==== TASK DATA
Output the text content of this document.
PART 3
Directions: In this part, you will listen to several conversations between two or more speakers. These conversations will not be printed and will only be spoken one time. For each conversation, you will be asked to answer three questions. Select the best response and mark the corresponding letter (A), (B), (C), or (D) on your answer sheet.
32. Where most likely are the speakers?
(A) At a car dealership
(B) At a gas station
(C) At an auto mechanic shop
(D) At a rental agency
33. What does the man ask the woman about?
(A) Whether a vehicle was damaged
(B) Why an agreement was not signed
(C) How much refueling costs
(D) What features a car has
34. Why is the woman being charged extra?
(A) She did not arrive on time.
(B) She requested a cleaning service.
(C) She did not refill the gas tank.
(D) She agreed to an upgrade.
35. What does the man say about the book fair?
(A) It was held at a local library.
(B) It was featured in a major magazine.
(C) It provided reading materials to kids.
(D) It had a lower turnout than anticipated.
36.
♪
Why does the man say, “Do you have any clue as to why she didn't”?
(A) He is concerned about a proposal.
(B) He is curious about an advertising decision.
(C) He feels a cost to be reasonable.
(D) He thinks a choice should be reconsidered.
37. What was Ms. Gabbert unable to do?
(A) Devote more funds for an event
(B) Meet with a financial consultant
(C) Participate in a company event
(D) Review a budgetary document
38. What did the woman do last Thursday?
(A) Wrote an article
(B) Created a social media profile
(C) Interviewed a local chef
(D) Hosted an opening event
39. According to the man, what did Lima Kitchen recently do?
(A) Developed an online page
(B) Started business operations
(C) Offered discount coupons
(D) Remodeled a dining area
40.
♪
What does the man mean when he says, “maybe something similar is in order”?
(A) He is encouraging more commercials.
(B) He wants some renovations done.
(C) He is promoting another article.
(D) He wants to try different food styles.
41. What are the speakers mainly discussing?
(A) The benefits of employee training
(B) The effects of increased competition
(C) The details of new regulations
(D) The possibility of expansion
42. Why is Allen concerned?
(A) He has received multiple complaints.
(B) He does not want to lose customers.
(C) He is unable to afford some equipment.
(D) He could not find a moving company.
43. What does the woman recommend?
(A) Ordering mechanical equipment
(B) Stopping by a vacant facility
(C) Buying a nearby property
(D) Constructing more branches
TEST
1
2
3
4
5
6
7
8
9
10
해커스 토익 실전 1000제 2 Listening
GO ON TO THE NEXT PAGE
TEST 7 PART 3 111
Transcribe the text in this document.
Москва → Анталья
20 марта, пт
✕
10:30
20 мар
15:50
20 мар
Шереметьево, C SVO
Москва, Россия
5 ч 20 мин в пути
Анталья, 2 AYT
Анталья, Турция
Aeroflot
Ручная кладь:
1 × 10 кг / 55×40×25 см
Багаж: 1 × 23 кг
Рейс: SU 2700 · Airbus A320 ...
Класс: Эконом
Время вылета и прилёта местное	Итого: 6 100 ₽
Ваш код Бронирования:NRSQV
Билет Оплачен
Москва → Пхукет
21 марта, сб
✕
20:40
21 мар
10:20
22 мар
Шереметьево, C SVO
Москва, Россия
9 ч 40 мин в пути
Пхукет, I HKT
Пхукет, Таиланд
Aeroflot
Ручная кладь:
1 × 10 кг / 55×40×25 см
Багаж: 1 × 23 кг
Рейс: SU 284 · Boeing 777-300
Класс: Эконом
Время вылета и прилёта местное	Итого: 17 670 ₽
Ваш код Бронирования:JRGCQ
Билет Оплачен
========
DIRECTION: Make an exact copy of every line from the one with "Transcribe the text in this document." to the end of the data, with the first and last of those lines included.

EXPECTED ANSWER:
Transcribe the text in this document.
Москва → Анталья
20 марта, пт
✕
10:30
20 мар
15:50
20 мар
Шереметьево, C SVO
Москва, Россия
5 ч 20 мин в пути
Анталья, 2 AYT
Анталья, Турция
Aeroflot
Ручная кладь:
1 × 10 кг / 55×40×25 см
Багаж: 1 × 23 кг
Рейс: SU 2700 · Airbus A320 ...
Класс: Эконом
Время вылета и прилёта местное	Итого: 6 100 ₽
Ваш код Бронирования:NRSQV
Билет Оплачен
Москва → Пхукет
21 марта, сб
✕
20:40
21 мар
10:20
22 мар
Шереметьево, C SVO
Москва, Россия
9 ч 40 мин в пути
Пхукет, I HKT
Пхукет, Таиланд
Aeroflot
Ручная кладь:
1 × 10 кг / 55×40×25 см
Багаж: 1 × 23 кг
Рейс: SU 284 · Boeing 777-300
Класс: Эконом
Время вылета и прилёта местное	Итого: 17 670 ₽
Ваш код Бронирования:JRGCQ
Билет Оплачен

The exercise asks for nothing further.